#### INPUT ROWS:
--- BEGIN ---

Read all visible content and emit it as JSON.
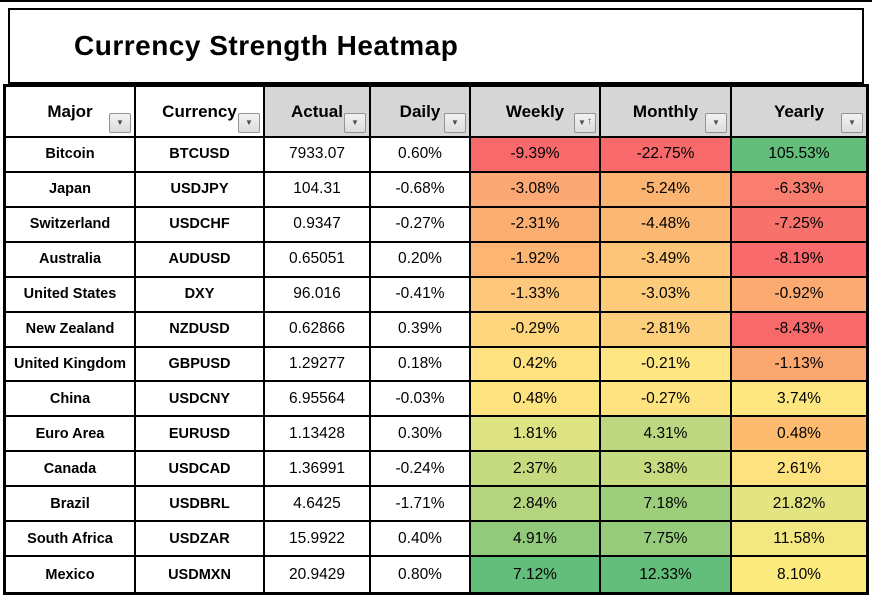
{
  "page": {
    "title": "Currency Strength Heatmap"
  },
  "colors": {
    "header_shaded_bg": "#D6D6D6",
    "border": "#000000",
    "scale_low_red": "#F8696B",
    "scale_mid_yellow": "#FFEB84",
    "scale_high_green": "#63BE7B"
  },
  "table": {
    "columns": [
      {
        "key": "major",
        "label": "Major",
        "shaded": false,
        "sorted": false
      },
      {
        "key": "currency",
        "label": "Currency",
        "shaded": false,
        "sorted": false
      },
      {
        "key": "actual",
        "label": "Actual",
        "shaded": true,
        "sorted": false
      },
      {
        "key": "daily",
        "label": "Daily",
        "shaded": true,
        "sorted": false
      },
      {
        "key": "weekly",
        "label": "Weekly",
        "shaded": true,
        "sorted": true
      },
      {
        "key": "monthly",
        "label": "Monthly",
        "shaded": true,
        "sorted": false
      },
      {
        "key": "yearly",
        "label": "Yearly",
        "shaded": true,
        "sorted": false
      }
    ],
    "filter_icon": "▼",
    "sort_icon": "↑",
    "rows": [
      {
        "major": "Bitcoin",
        "currency": "BTCUSD",
        "actual": "7933.07",
        "daily": "0.60%",
        "weekly": "-9.39%",
        "weekly_bg": "#F8696B",
        "monthly": "-22.75%",
        "monthly_bg": "#F8696B",
        "yearly": "105.53%",
        "yearly_bg": "#63BE7B"
      },
      {
        "major": "Japan",
        "currency": "USDJPY",
        "actual": "104.31",
        "daily": "-0.68%",
        "weekly": "-3.08%",
        "weekly_bg": "#FBA874",
        "monthly": "-5.24%",
        "monthly_bg": "#FBB471",
        "yearly": "-6.33%",
        "yearly_bg": "#F97E70"
      },
      {
        "major": "Switzerland",
        "currency": "USDCHF",
        "actual": "0.9347",
        "daily": "-0.27%",
        "weekly": "-2.31%",
        "weekly_bg": "#FBAE72",
        "monthly": "-4.48%",
        "monthly_bg": "#FBB873",
        "yearly": "-7.25%",
        "yearly_bg": "#F8726C"
      },
      {
        "major": "Australia",
        "currency": "AUDUSD",
        "actual": "0.65051",
        "daily": "0.20%",
        "weekly": "-1.92%",
        "weekly_bg": "#FCB573",
        "monthly": "-3.49%",
        "monthly_bg": "#FCC577",
        "yearly": "-8.19%",
        "yearly_bg": "#F86A6B"
      },
      {
        "major": "United States",
        "currency": "DXY",
        "actual": "96.016",
        "daily": "-0.41%",
        "weekly": "-1.33%",
        "weekly_bg": "#FDC87B",
        "monthly": "-3.03%",
        "monthly_bg": "#FDCC7A",
        "yearly": "-0.92%",
        "yearly_bg": "#FBAB71"
      },
      {
        "major": "New Zealand",
        "currency": "NZDUSD",
        "actual": "0.62866",
        "daily": "0.39%",
        "weekly": "-0.29%",
        "weekly_bg": "#FDD67E",
        "monthly": "-2.81%",
        "monthly_bg": "#FDCE7B",
        "yearly": "-8.43%",
        "yearly_bg": "#F8696B"
      },
      {
        "major": "United Kingdom",
        "currency": "GBPUSD",
        "actual": "1.29277",
        "daily": "0.18%",
        "weekly": "0.42%",
        "weekly_bg": "#FEE180",
        "monthly": "-0.21%",
        "monthly_bg": "#FEE682",
        "yearly": "-1.13%",
        "yearly_bg": "#FBA770"
      },
      {
        "major": "China",
        "currency": "USDCNY",
        "actual": "6.95564",
        "daily": "-0.03%",
        "weekly": "0.48%",
        "weekly_bg": "#FEE481",
        "monthly": "-0.27%",
        "monthly_bg": "#FEE480",
        "yearly": "3.74%",
        "yearly_bg": "#FEE781"
      },
      {
        "major": "Euro Area",
        "currency": "EURUSD",
        "actual": "1.13428",
        "daily": "0.30%",
        "weekly": "1.81%",
        "weekly_bg": "#DDE283",
        "monthly": "4.31%",
        "monthly_bg": "#BCD780",
        "yearly": "0.48%",
        "yearly_bg": "#FCBB6E"
      },
      {
        "major": "Canada",
        "currency": "USDCAD",
        "actual": "1.36991",
        "daily": "-0.24%",
        "weekly": "2.37%",
        "weekly_bg": "#C6DA80",
        "monthly": "3.38%",
        "monthly_bg": "#C6DA80",
        "yearly": "2.61%",
        "yearly_bg": "#FDE27F"
      },
      {
        "major": "Brazil",
        "currency": "USDBRL",
        "actual": "4.6425",
        "daily": "-1.71%",
        "weekly": "2.84%",
        "weekly_bg": "#B5D47E",
        "monthly": "7.18%",
        "monthly_bg": "#9CCE7C",
        "yearly": "21.82%",
        "yearly_bg": "#E5E482"
      },
      {
        "major": "South Africa",
        "currency": "USDZAR",
        "actual": "15.9922",
        "daily": "0.40%",
        "weekly": "4.91%",
        "weekly_bg": "#92CA7C",
        "monthly": "7.75%",
        "monthly_bg": "#95CB7B",
        "yearly": "11.58%",
        "yearly_bg": "#F2E780"
      },
      {
        "major": "Mexico",
        "currency": "USDMXN",
        "actual": "20.9429",
        "daily": "0.80%",
        "weekly": "7.12%",
        "weekly_bg": "#63BE7B",
        "monthly": "12.33%",
        "monthly_bg": "#63BE7B",
        "yearly": "8.10%",
        "yearly_bg": "#FBEA7E"
      }
    ]
  },
  "chart_data": {
    "type": "heatmap",
    "title": "Currency Strength Heatmap",
    "columns": [
      "Major",
      "Currency",
      "Actual",
      "Daily",
      "Weekly",
      "Monthly",
      "Yearly"
    ],
    "rows": [
      [
        "Bitcoin",
        "BTCUSD",
        7933.07,
        0.6,
        -9.39,
        -22.75,
        105.53
      ],
      [
        "Japan",
        "USDJPY",
        104.31,
        -0.68,
        -3.08,
        -5.24,
        -6.33
      ],
      [
        "Switzerland",
        "USDCHF",
        0.9347,
        -0.27,
        -2.31,
        -4.48,
        -7.25
      ],
      [
        "Australia",
        "AUDUSD",
        0.65051,
        0.2,
        -1.92,
        -3.49,
        -8.19
      ],
      [
        "United States",
        "DXY",
        96.016,
        -0.41,
        -1.33,
        -3.03,
        -0.92
      ],
      [
        "New Zealand",
        "NZDUSD",
        0.62866,
        0.39,
        -0.29,
        -2.81,
        -8.43
      ],
      [
        "United Kingdom",
        "GBPUSD",
        1.29277,
        0.18,
        0.42,
        -0.21,
        -1.13
      ],
      [
        "China",
        "USDCNY",
        6.95564,
        -0.03,
        0.48,
        -0.27,
        3.74
      ],
      [
        "Euro Area",
        "EURUSD",
        1.13428,
        0.3,
        1.81,
        4.31,
        0.48
      ],
      [
        "Canada",
        "USDCAD",
        1.36991,
        -0.24,
        2.37,
        3.38,
        2.61
      ],
      [
        "Brazil",
        "USDBRL",
        4.6425,
        -1.71,
        2.84,
        7.18,
        21.82
      ],
      [
        "South Africa",
        "USDZAR",
        15.9922,
        0.4,
        4.91,
        7.75,
        11.58
      ],
      [
        "Mexico",
        "USDMXN",
        20.9429,
        0.8,
        7.12,
        12.33,
        8.1
      ]
    ],
    "value_units": "Daily/Weekly/Monthly/Yearly are percent changes; Actual is price/index level",
    "color_scale": {
      "low": "#F8696B",
      "mid": "#FFEB84",
      "high": "#63BE7B",
      "applied_columns": [
        "Weekly",
        "Monthly",
        "Yearly"
      ],
      "scope": "per-column"
    },
    "sorted_by": "Weekly ascending"
  }
}
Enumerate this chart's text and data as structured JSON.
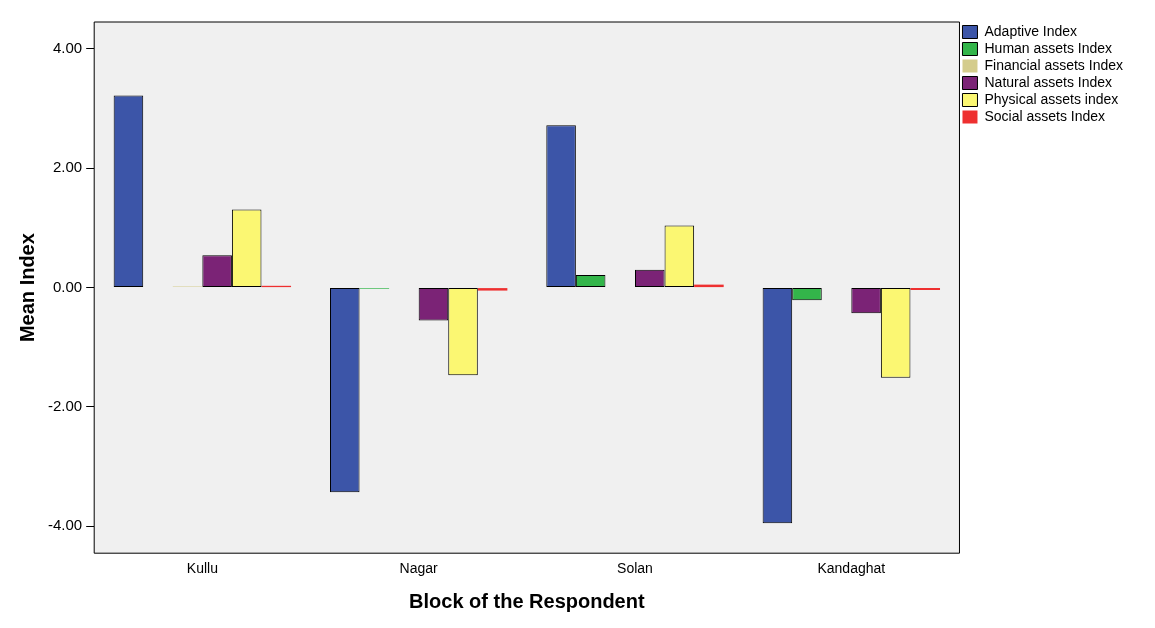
{
  "chart_data": {
    "type": "bar",
    "xlabel": "Block of the Respondent",
    "ylabel": "Mean Index",
    "categories": [
      "Kullu",
      "Nagar",
      "Solan",
      "Kandaghat"
    ],
    "series": [
      {
        "name": "Adaptive Index",
        "color": "#3c55a8",
        "values": [
          3.22,
          -3.43,
          2.72,
          -3.95
        ]
      },
      {
        "name": "Human assets Index",
        "color": "#33b54a",
        "values": [
          null,
          -0.02,
          0.21,
          -0.21
        ]
      },
      {
        "name": "Financial assets Index",
        "color": "#d4cc8c",
        "values": [
          0.02,
          null,
          null,
          null
        ]
      },
      {
        "name": "Natural assets Index",
        "color": "#7b2376",
        "values": [
          0.54,
          -0.55,
          0.3,
          -0.43
        ]
      },
      {
        "name": "Physical assets index",
        "color": "#fbf772",
        "values": [
          1.31,
          -1.47,
          1.04,
          -1.51
        ]
      },
      {
        "name": "Social assets Index",
        "color": "#ee3030",
        "values": [
          0.03,
          -0.05,
          0.05,
          -0.04
        ]
      }
    ],
    "ylim": [
      -4.45,
      4.45
    ],
    "yticks": [
      {
        "value": -4,
        "label": "-4.00"
      },
      {
        "value": -2,
        "label": "-2.00"
      },
      {
        "value": 0,
        "label": "0.00"
      },
      {
        "value": 2,
        "label": "2.00"
      },
      {
        "value": 4,
        "label": "4.00"
      }
    ],
    "grid": false,
    "legend": "top right"
  }
}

--- END ---

#### WHAT IS BEING ASKED:
Retype exactly, and only, the lines from the one containing "Enumerate this chart's" through the end of the material, leaving aside every picture.

#### WORKED SOLUTION:
Enumerate this chart's text and data as structured JSON.
{
  "chart_data": {
    "type": "bar",
    "xlabel": "Block of the Respondent",
    "ylabel": "Mean Index",
    "categories": [
      "Kullu",
      "Nagar",
      "Solan",
      "Kandaghat"
    ],
    "series": [
      {
        "name": "Adaptive Index",
        "color": "#3c55a8",
        "values": [
          3.22,
          -3.43,
          2.72,
          -3.95
        ]
      },
      {
        "name": "Human assets Index",
        "color": "#33b54a",
        "values": [
          null,
          -0.02,
          0.21,
          -0.21
        ]
      },
      {
        "name": "Financial assets Index",
        "color": "#d4cc8c",
        "values": [
          0.02,
          null,
          null,
          null
        ]
      },
      {
        "name": "Natural assets Index",
        "color": "#7b2376",
        "values": [
          0.54,
          -0.55,
          0.3,
          -0.43
        ]
      },
      {
        "name": "Physical assets index",
        "color": "#fbf772",
        "values": [
          1.31,
          -1.47,
          1.04,
          -1.51
        ]
      },
      {
        "name": "Social assets Index",
        "color": "#ee3030",
        "values": [
          0.03,
          -0.05,
          0.05,
          -0.04
        ]
      }
    ],
    "ylim": [
      -4.45,
      4.45
    ],
    "yticks": [
      {
        "value": -4,
        "label": "-4.00"
      },
      {
        "value": -2,
        "label": "-2.00"
      },
      {
        "value": 0,
        "label": "0.00"
      },
      {
        "value": 2,
        "label": "2.00"
      },
      {
        "value": 4,
        "label": "4.00"
      }
    ],
    "grid": false,
    "legend": "top right"
  }
}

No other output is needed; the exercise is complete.